Check every line of the entries for "this", and copy the lines that hold it.

* begin Given data *

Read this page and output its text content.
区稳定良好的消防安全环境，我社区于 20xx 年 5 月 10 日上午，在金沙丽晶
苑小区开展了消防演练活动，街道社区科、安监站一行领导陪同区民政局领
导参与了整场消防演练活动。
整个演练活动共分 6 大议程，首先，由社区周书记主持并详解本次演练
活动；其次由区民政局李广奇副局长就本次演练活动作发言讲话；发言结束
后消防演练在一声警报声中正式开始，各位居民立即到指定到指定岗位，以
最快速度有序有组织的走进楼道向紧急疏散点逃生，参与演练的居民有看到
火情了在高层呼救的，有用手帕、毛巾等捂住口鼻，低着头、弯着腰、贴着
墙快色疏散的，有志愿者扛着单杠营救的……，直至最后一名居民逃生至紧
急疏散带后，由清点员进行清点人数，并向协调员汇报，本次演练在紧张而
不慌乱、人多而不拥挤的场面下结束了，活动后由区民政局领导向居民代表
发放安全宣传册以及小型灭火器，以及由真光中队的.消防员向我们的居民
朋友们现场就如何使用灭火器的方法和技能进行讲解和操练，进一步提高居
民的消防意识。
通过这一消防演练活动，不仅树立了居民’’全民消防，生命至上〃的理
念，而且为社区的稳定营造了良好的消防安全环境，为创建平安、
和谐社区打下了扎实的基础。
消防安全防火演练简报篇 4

* end Given data *
* begin Given data *

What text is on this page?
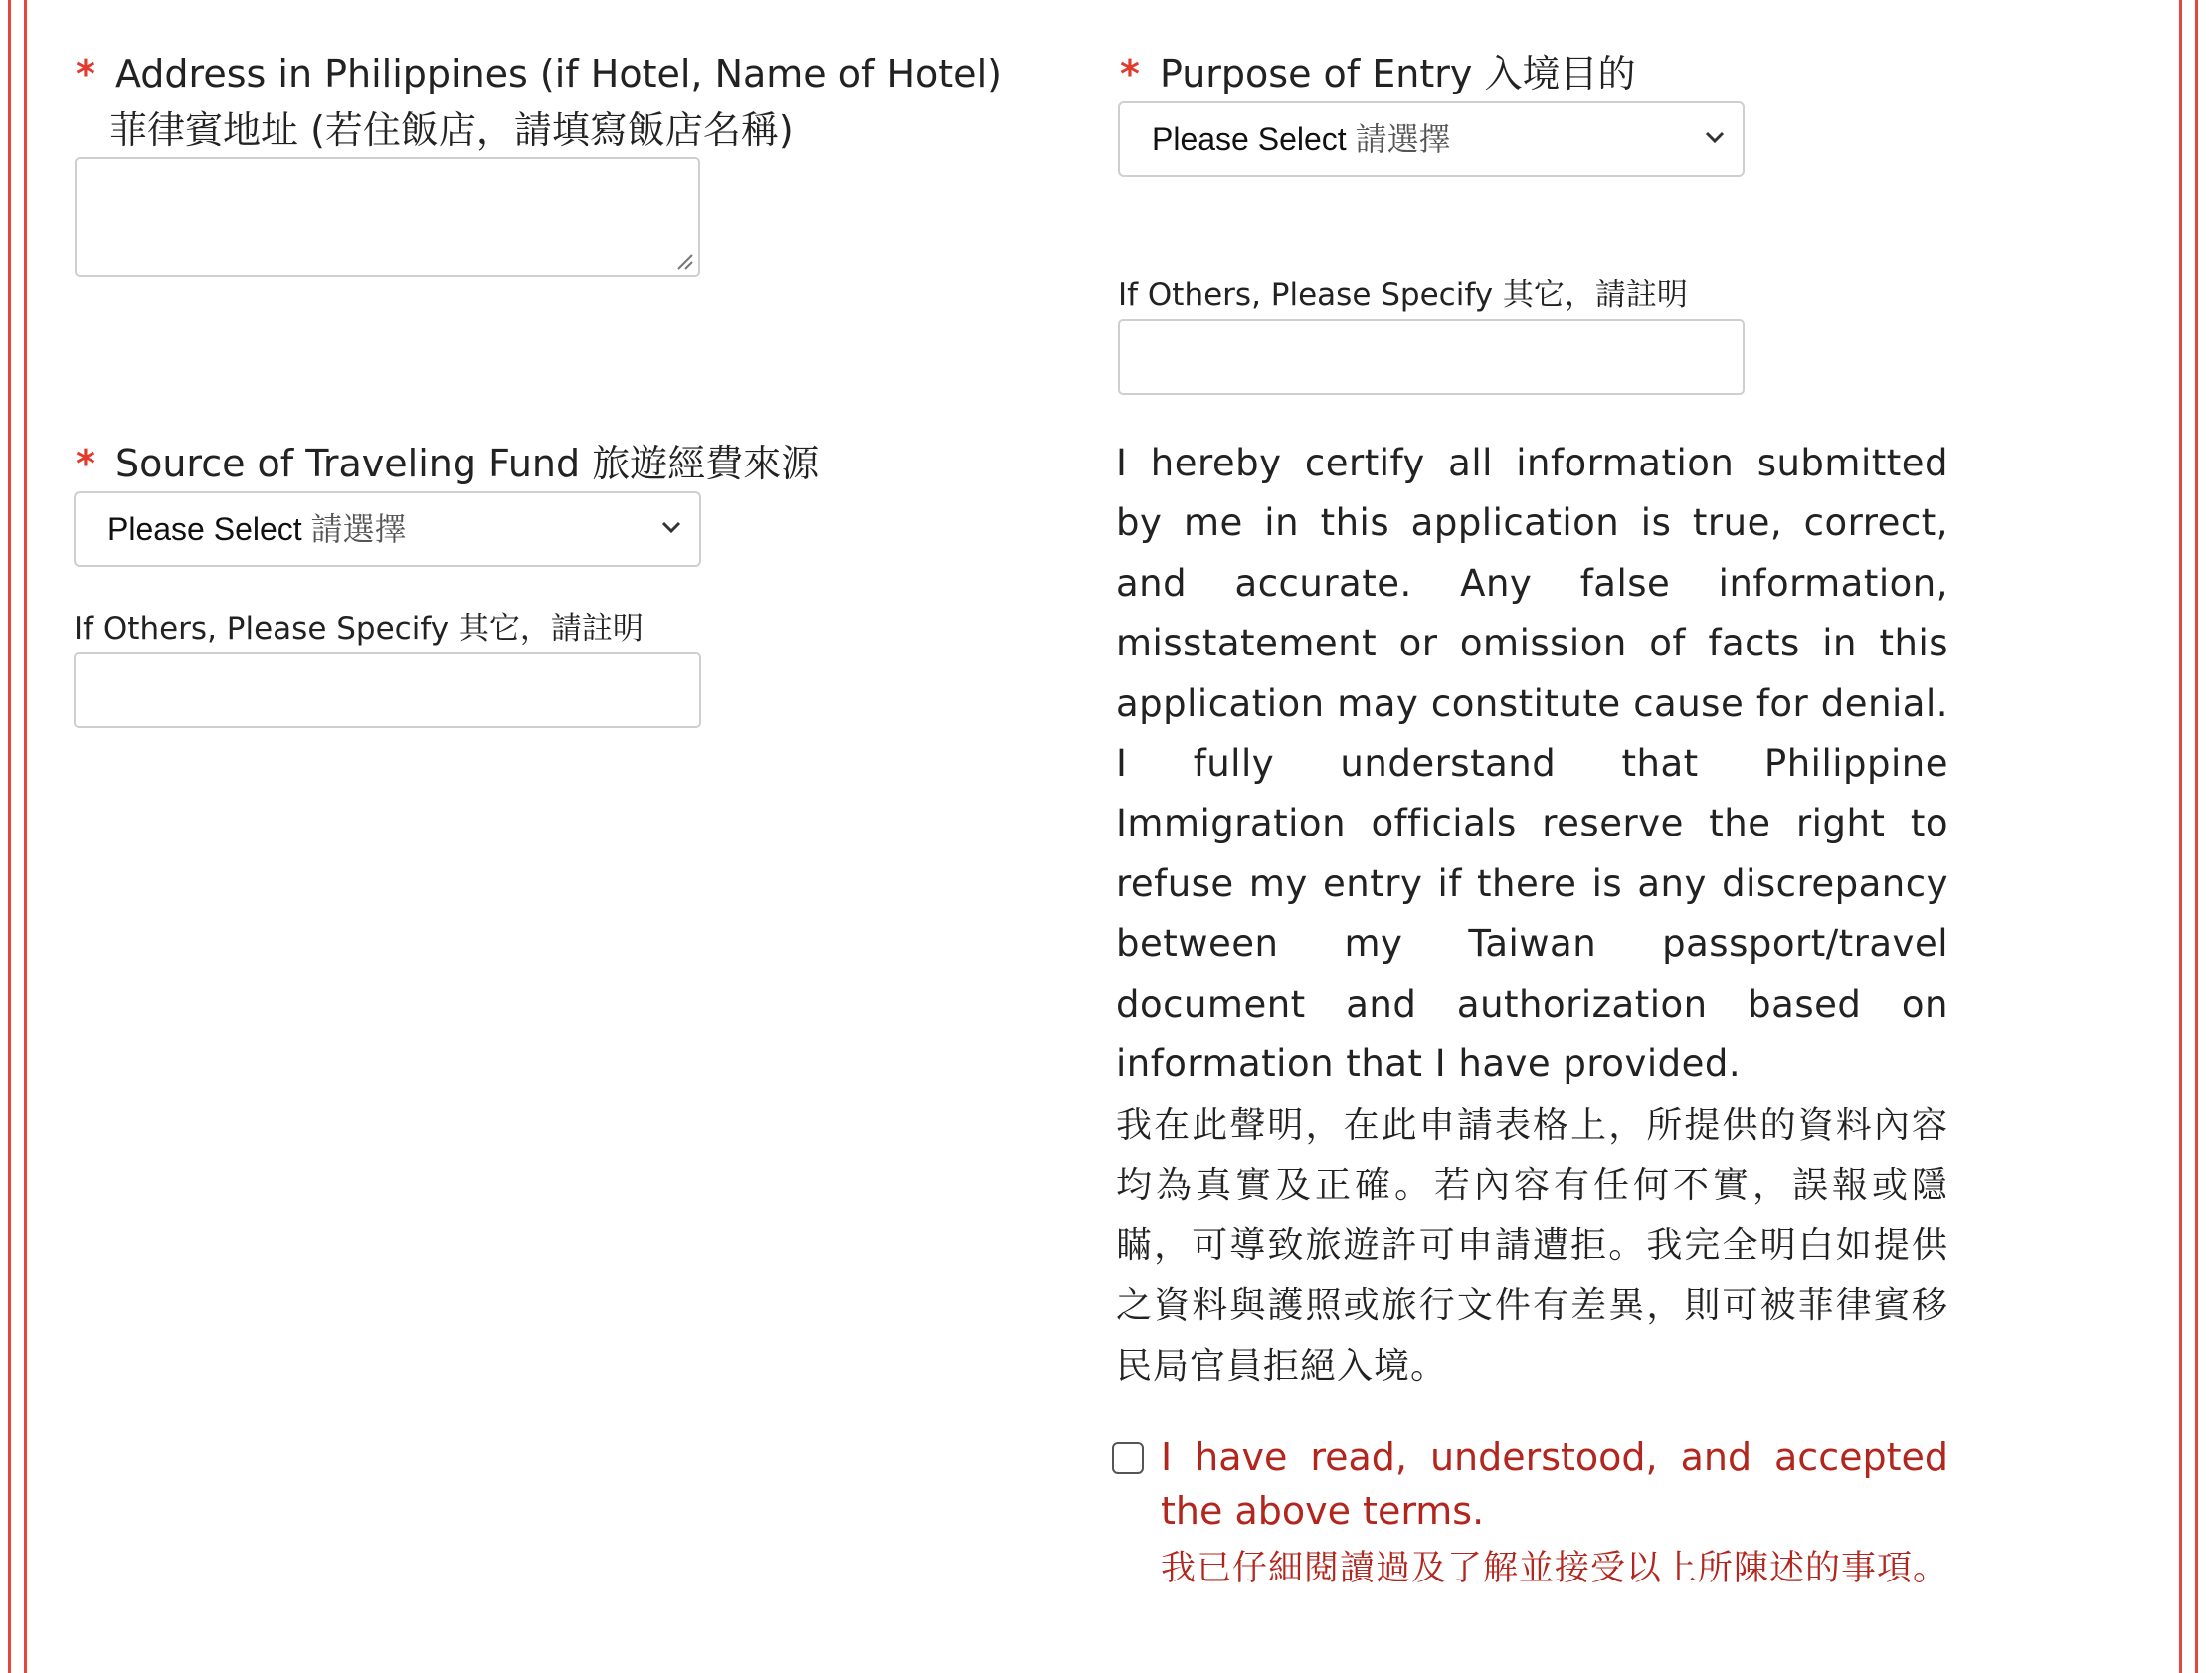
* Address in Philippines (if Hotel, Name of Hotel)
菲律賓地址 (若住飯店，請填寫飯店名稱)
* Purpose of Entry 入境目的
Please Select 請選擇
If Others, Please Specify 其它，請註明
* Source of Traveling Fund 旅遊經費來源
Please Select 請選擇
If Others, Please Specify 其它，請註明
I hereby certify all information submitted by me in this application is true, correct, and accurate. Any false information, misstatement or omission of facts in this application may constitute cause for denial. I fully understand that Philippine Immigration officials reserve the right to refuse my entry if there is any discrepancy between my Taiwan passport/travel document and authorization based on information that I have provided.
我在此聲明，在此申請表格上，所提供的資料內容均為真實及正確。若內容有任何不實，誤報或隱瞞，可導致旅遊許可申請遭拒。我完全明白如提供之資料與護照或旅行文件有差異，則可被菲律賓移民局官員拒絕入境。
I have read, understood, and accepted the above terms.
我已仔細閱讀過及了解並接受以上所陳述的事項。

* end Given data *

▸ **Result of the exercise**:
Read this page and output its text content.
What text is on this page?
I hereby certify all information submitted by me in this application is true, correct, and accurate. Any false information, misstatement or omission of facts in this application may constitute cause for denial. I fully understand that Philippine Immigration officials reserve the right to refuse my entry if there is any discrepancy between my Taiwan passport/travel document and authorization based on information that I have provided.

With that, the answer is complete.